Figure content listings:

## begin

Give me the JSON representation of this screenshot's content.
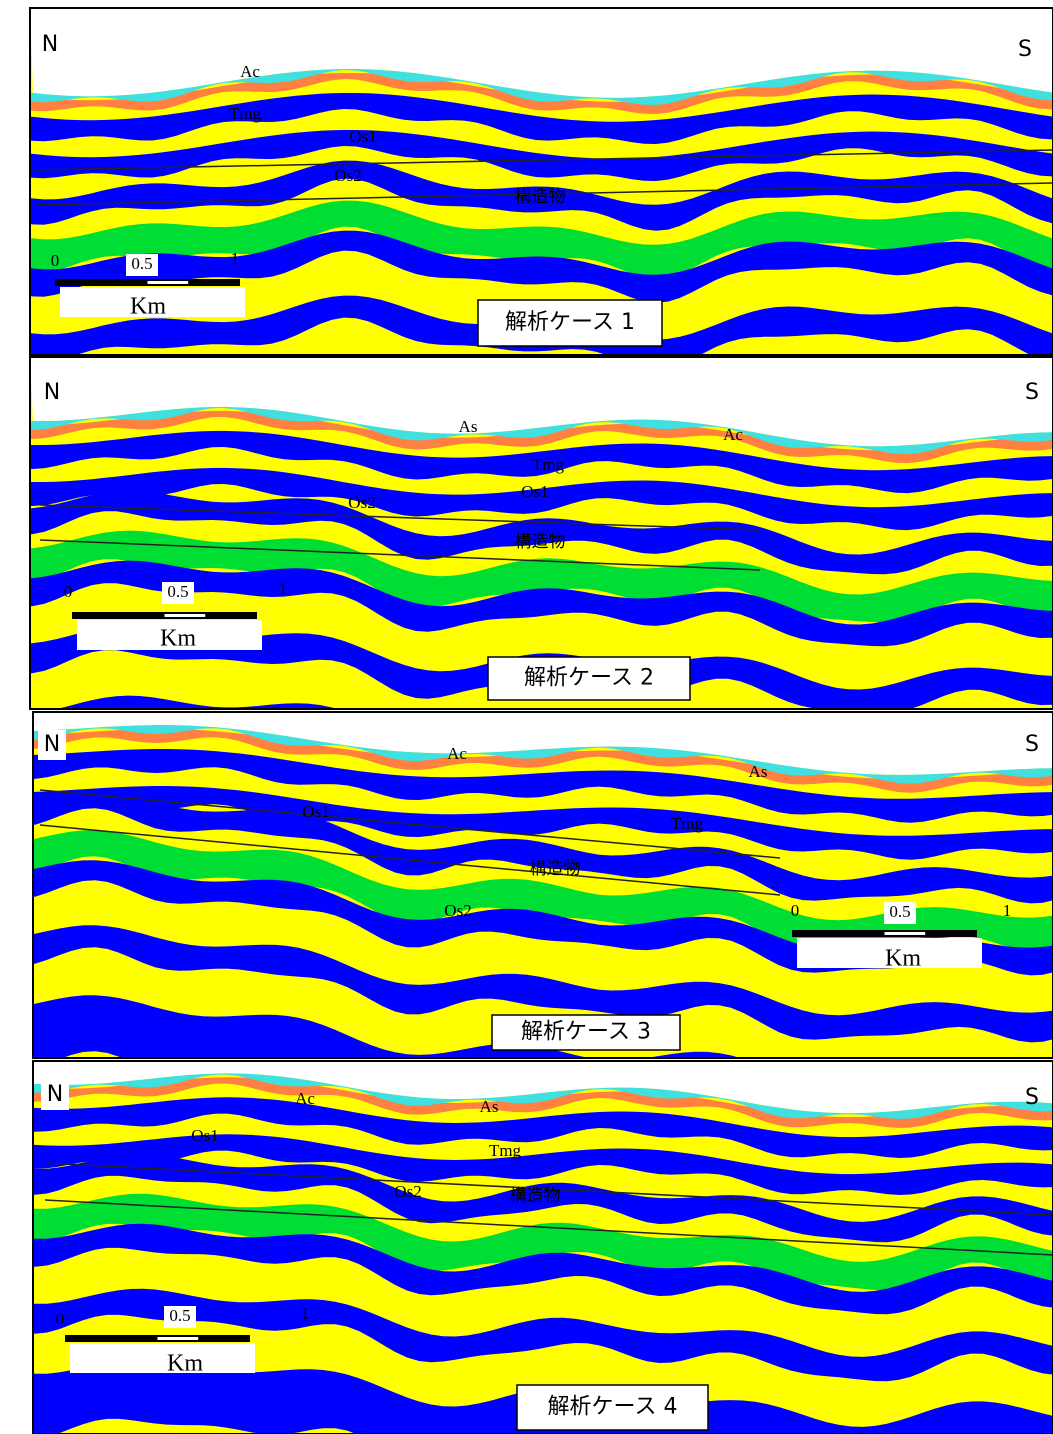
{
  "panels": [
    {
      "north": "N",
      "south": "S",
      "case_title": "解析ケース 1",
      "scale": {
        "ticks": [
          "0",
          "0.5",
          "1"
        ],
        "unit": "Km"
      },
      "layer_labels": [
        "Ac",
        "Tmg",
        "Os1",
        "Os2",
        "構造物"
      ]
    },
    {
      "north": "N",
      "south": "S",
      "case_title": "解析ケース 2",
      "scale": {
        "ticks": [
          "0",
          "0.5",
          "1"
        ],
        "unit": "Km"
      },
      "layer_labels": [
        "As",
        "Ac",
        "Tmg",
        "Os1",
        "Os2",
        "構造物"
      ]
    },
    {
      "north": "N",
      "south": "S",
      "case_title": "解析ケース 3",
      "scale": {
        "ticks": [
          "0",
          "0.5",
          "1"
        ],
        "unit": "Km"
      },
      "layer_labels": [
        "Ac",
        "As",
        "Os1",
        "Tmg",
        "構造物",
        "Os2"
      ]
    },
    {
      "north": "N",
      "south": "S",
      "case_title": "解析ケース 4",
      "scale": {
        "ticks": [
          "0",
          "0.5",
          "1"
        ],
        "unit": "Km"
      },
      "layer_labels": [
        "Ac",
        "As",
        "Os1",
        "Tmg",
        "Os2",
        "構造物"
      ]
    }
  ]
}
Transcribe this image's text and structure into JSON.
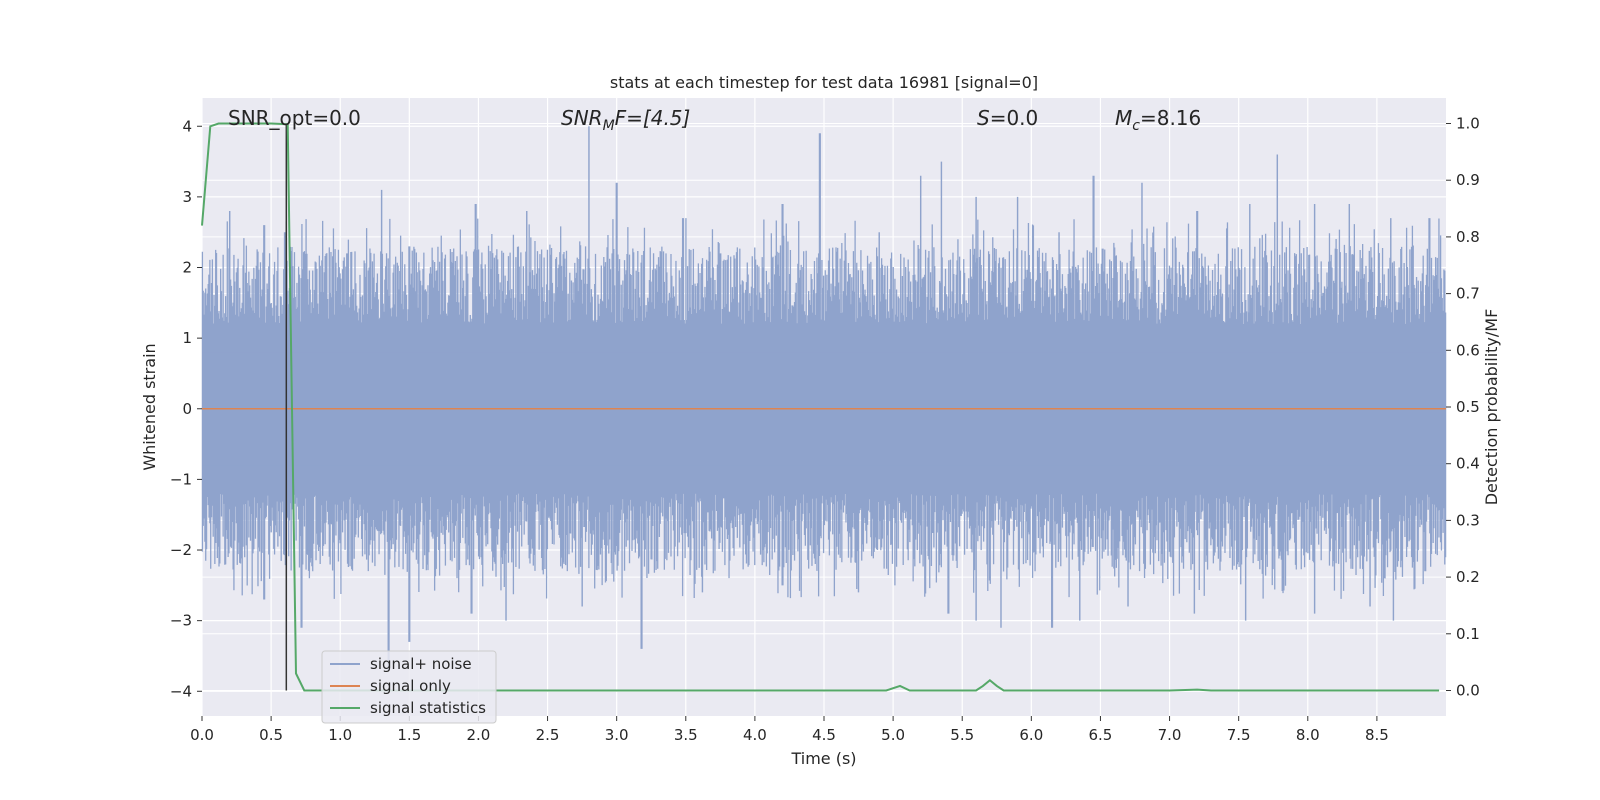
{
  "chart_data": {
    "type": "line",
    "title": "stats at each timestep for test data 16981 [signal=0]",
    "xlabel": "Time (s)",
    "ylabel": "Whitened strain",
    "y2label": "Detection probability/MF",
    "xlim": [
      0.0,
      9.0
    ],
    "ylim": [
      -4.35,
      4.4
    ],
    "y2lim": [
      -0.045,
      1.045
    ],
    "x_ticks": [
      "0.0",
      "0.5",
      "1.0",
      "1.5",
      "2.0",
      "2.5",
      "3.0",
      "3.5",
      "4.0",
      "4.5",
      "5.0",
      "5.5",
      "6.0",
      "6.5",
      "7.0",
      "7.5",
      "8.0",
      "8.5"
    ],
    "y_ticks": [
      "4",
      "3",
      "2",
      "1",
      "0",
      "−1",
      "−2",
      "−3",
      "−4"
    ],
    "y2_ticks": [
      "1.0",
      "0.9",
      "0.8",
      "0.7",
      "0.6",
      "0.5",
      "0.4",
      "0.3",
      "0.2",
      "0.1",
      "0.0"
    ],
    "grid": true,
    "legend": {
      "placement": "lower-left",
      "entries": [
        "signal+ noise",
        "signal only",
        "signal statistics"
      ]
    },
    "annotations": {
      "snr_opt": "SNR_opt=0.0",
      "snr_mf_main": "SNR",
      "snr_mf_sub": "M",
      "snr_mf_rest": "F=[4.5]",
      "s_main": "S",
      "s_rest": "=0.0",
      "mc_main": "M",
      "mc_sub": "c",
      "mc_rest": "=8.16"
    },
    "colors": {
      "noise": "#8fa3cc",
      "signal": "#dd8452",
      "stats": "#55a868",
      "vline": "#333333",
      "bg": "#eaeaf2"
    },
    "vertical_marker_x": 0.61,
    "series": [
      {
        "name": "signal+ noise",
        "envelope_note": "",
        "upper_peaks": [
          [
            0.05,
            1.9
          ],
          [
            0.2,
            2.8
          ],
          [
            0.45,
            2.6
          ],
          [
            0.6,
            2.5
          ],
          [
            1.05,
            2.2
          ],
          [
            1.3,
            3.1
          ],
          [
            1.5,
            2.3
          ],
          [
            1.98,
            2.9
          ],
          [
            2.35,
            2.8
          ],
          [
            2.8,
            4.0
          ],
          [
            3.0,
            3.2
          ],
          [
            3.48,
            2.7
          ],
          [
            3.75,
            2.2
          ],
          [
            4.2,
            2.9
          ],
          [
            4.47,
            3.9
          ],
          [
            4.9,
            2.5
          ],
          [
            5.2,
            3.3
          ],
          [
            5.35,
            3.5
          ],
          [
            5.6,
            3.0
          ],
          [
            5.9,
            3.0
          ],
          [
            6.2,
            2.5
          ],
          [
            6.45,
            3.3
          ],
          [
            6.8,
            3.2
          ],
          [
            7.2,
            2.8
          ],
          [
            7.58,
            2.9
          ],
          [
            7.78,
            3.6
          ],
          [
            8.05,
            2.9
          ],
          [
            8.3,
            2.9
          ],
          [
            8.6,
            2.7
          ],
          [
            8.88,
            2.7
          ]
        ],
        "lower_peaks": [
          [
            0.1,
            -1.9
          ],
          [
            0.45,
            -2.7
          ],
          [
            0.72,
            -3.1
          ],
          [
            1.35,
            -3.7
          ],
          [
            1.5,
            -3.3
          ],
          [
            1.95,
            -2.9
          ],
          [
            2.2,
            -3.0
          ],
          [
            2.75,
            -2.8
          ],
          [
            3.18,
            -3.4
          ],
          [
            3.62,
            -2.6
          ],
          [
            4.2,
            -2.5
          ],
          [
            4.75,
            -2.6
          ],
          [
            5.4,
            -2.9
          ],
          [
            5.6,
            -3.0
          ],
          [
            5.78,
            -3.1
          ],
          [
            6.15,
            -3.1
          ],
          [
            6.35,
            -3.0
          ],
          [
            6.7,
            -2.8
          ],
          [
            7.18,
            -2.9
          ],
          [
            7.55,
            -3.0
          ],
          [
            8.05,
            -2.9
          ],
          [
            8.45,
            -2.8
          ],
          [
            8.62,
            -3.0
          ],
          [
            8.85,
            -2.3
          ]
        ]
      },
      {
        "name": "signal only",
        "x": [
          0.0,
          9.0
        ],
        "y": [
          0.0,
          0.0
        ]
      },
      {
        "name": "signal statistics",
        "axis": "right",
        "x": [
          0.0,
          0.06,
          0.12,
          0.2,
          0.3,
          0.4,
          0.5,
          0.6,
          0.62,
          0.68,
          0.74,
          0.8,
          1.0,
          2.0,
          3.0,
          4.0,
          4.95,
          5.05,
          5.12,
          5.2,
          5.6,
          5.65,
          5.7,
          5.75,
          5.8,
          6.0,
          7.0,
          7.2,
          7.3,
          8.0,
          8.95
        ],
        "y": [
          0.82,
          0.995,
          1.0,
          1.0,
          1.0,
          1.0,
          1.0,
          0.999,
          0.999,
          0.03,
          0.0,
          0.0,
          0.0,
          0.0,
          0.0,
          0.0,
          0.0,
          0.008,
          0.0,
          0.0,
          0.0,
          0.008,
          0.018,
          0.008,
          0.0,
          0.0,
          0.0,
          0.0015,
          0.0,
          0.0,
          0.0
        ]
      }
    ]
  }
}
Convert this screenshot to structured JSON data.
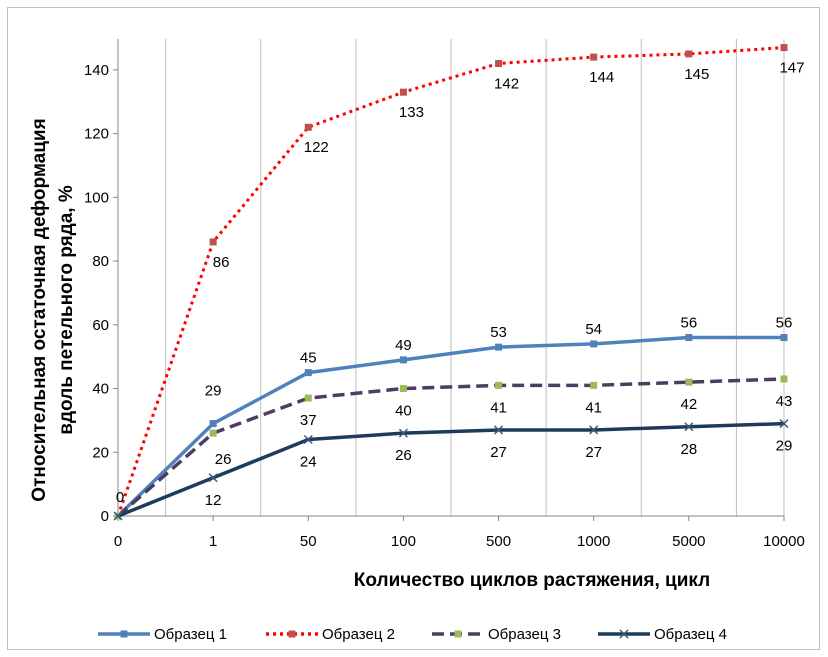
{
  "chart_data": {
    "type": "line",
    "categories": [
      "0",
      "1",
      "50",
      "100",
      "500",
      "1000",
      "5000",
      "10000"
    ],
    "xlabel": "Количество циклов растяжения, цикл",
    "ylabel_line1": "Относительная остаточная деформация",
    "ylabel_line2": "вдоль петельного ряда, %",
    "ylim": [
      0,
      150
    ],
    "yticks": [
      0,
      20,
      40,
      60,
      80,
      100,
      120,
      140
    ],
    "grid": "vertical",
    "legend_position": "bottom",
    "series": [
      {
        "name": "Образец 1",
        "values": [
          0,
          29,
          45,
          49,
          53,
          54,
          56,
          56
        ],
        "color": "#4f81bd",
        "dash": "solid",
        "marker": "square",
        "labels": [
          "",
          "29",
          "45",
          "49",
          "53",
          "54",
          "56",
          "56"
        ]
      },
      {
        "name": "Образец 2",
        "values": [
          0,
          86,
          122,
          133,
          142,
          144,
          145,
          147
        ],
        "color": "#ff0000",
        "dash": "dot",
        "marker": "square",
        "labels": [
          "0",
          "86",
          "122",
          "133",
          "142",
          "144",
          "145",
          "147"
        ]
      },
      {
        "name": "Образец 3",
        "values": [
          0,
          26,
          37,
          40,
          41,
          41,
          42,
          43
        ],
        "color": "#4c3e60",
        "dash": "dash",
        "marker": "circle",
        "labels": [
          "",
          "26",
          "37",
          "40",
          "41",
          "41",
          "42",
          "43"
        ]
      },
      {
        "name": "Образец 4",
        "values": [
          0,
          12,
          24,
          26,
          27,
          27,
          28,
          29
        ],
        "color": "#1f3b5a",
        "dash": "solid",
        "marker": "x",
        "labels": [
          "",
          "12",
          "24",
          "26",
          "27",
          "27",
          "28",
          "29"
        ]
      }
    ]
  }
}
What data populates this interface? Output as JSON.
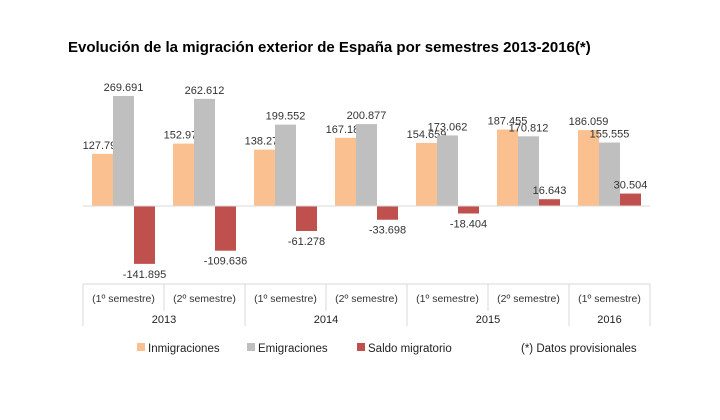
{
  "title": "Evolución de la migración exterior de España por semestres 2013-2016(*)",
  "note": "(*) Datos provisionales",
  "chart_data": {
    "type": "bar",
    "categories": [
      {
        "label": "(1º semestre)",
        "group": "2013"
      },
      {
        "label": "(2º semestre)",
        "group": "2013"
      },
      {
        "label": "(1º semestre)",
        "group": "2014"
      },
      {
        "label": "(2º semestre)",
        "group": "2014"
      },
      {
        "label": "(1º semestre)",
        "group": "2015"
      },
      {
        "label": "(2º semestre)",
        "group": "2015"
      },
      {
        "label": "(1º semestre)",
        "group": "2016"
      }
    ],
    "groups": [
      "2013",
      "2014",
      "2015",
      "2016"
    ],
    "series": [
      {
        "name": "Inmigraciones",
        "color": "#fac090",
        "values": [
          127796,
          152976,
          138274,
          167180,
          154659,
          187455,
          186059
        ],
        "labels": [
          "127.796",
          "152.976",
          "138.274",
          "167.180",
          "154.659",
          "187.455",
          "186.059"
        ]
      },
      {
        "name": "Emigraciones",
        "color": "#bfbfbf",
        "values": [
          269691,
          262612,
          199552,
          200877,
          173062,
          170812,
          155555
        ],
        "labels": [
          "269.691",
          "262.612",
          "199.552",
          "200.877",
          "173.062",
          "170.812",
          "155.555"
        ]
      },
      {
        "name": "Saldo migratorio",
        "color": "#c0504d",
        "values": [
          -141895,
          -109636,
          -61278,
          -33698,
          -18404,
          16643,
          30504
        ],
        "labels": [
          "-141.895",
          "-109.636",
          "-61.278",
          "-33.698",
          "-18.404",
          "16.643",
          "30.504"
        ]
      }
    ],
    "legend_position": "bottom"
  }
}
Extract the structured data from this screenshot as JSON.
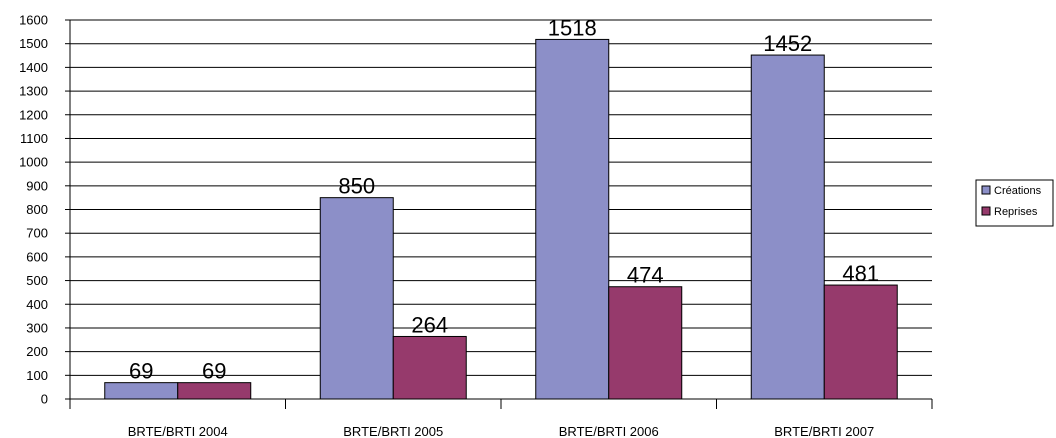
{
  "chart_data": {
    "type": "bar",
    "categories": [
      "BRTE/BRTI 2004",
      "BRTE/BRTI 2005",
      "BRTE/BRTI 2006",
      "BRTE/BRTI 2007"
    ],
    "series": [
      {
        "name": "Créations",
        "values": [
          69,
          850,
          1518,
          1452
        ],
        "color": "#8c8fc8"
      },
      {
        "name": "Reprises",
        "values": [
          69,
          264,
          474,
          481
        ],
        "color": "#963a6c"
      }
    ],
    "ylim": [
      0,
      1600
    ],
    "yticks": [
      0,
      100,
      200,
      300,
      400,
      500,
      600,
      700,
      800,
      900,
      1000,
      1100,
      1200,
      1300,
      1400,
      1500,
      1600
    ],
    "grid": true,
    "legend": "right",
    "data_labels": true
  }
}
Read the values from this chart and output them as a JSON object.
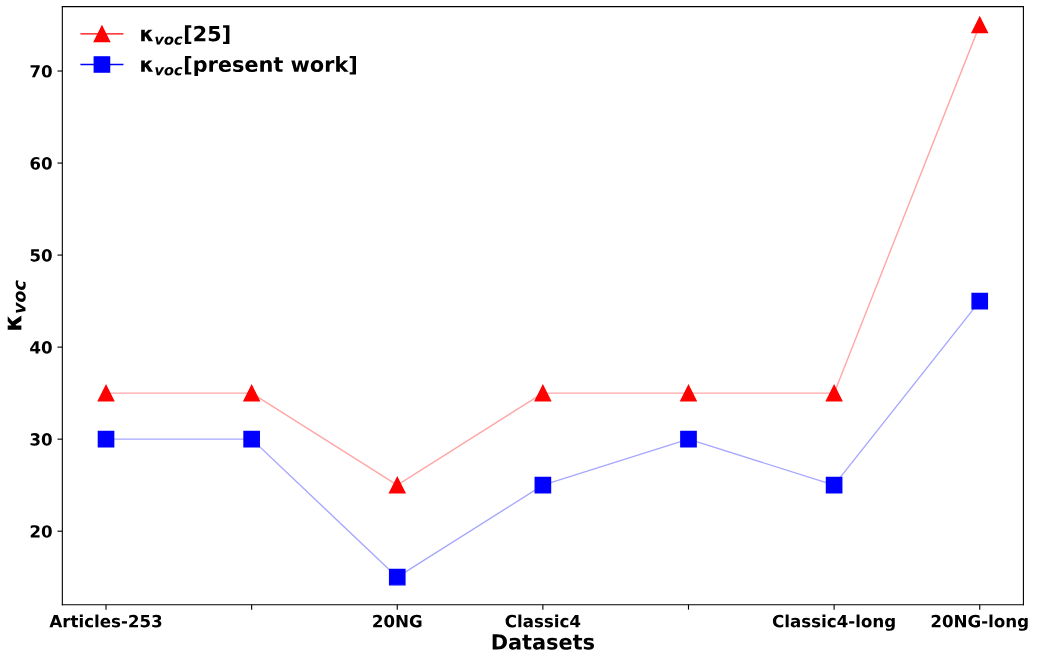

## end

Do this: Pick out all lines containing the string "Образец".

Output below:
        "name": "Образец 1",
        "name": "Образец 2",
        "name": "Образец 3",
        "name": "Образец 4",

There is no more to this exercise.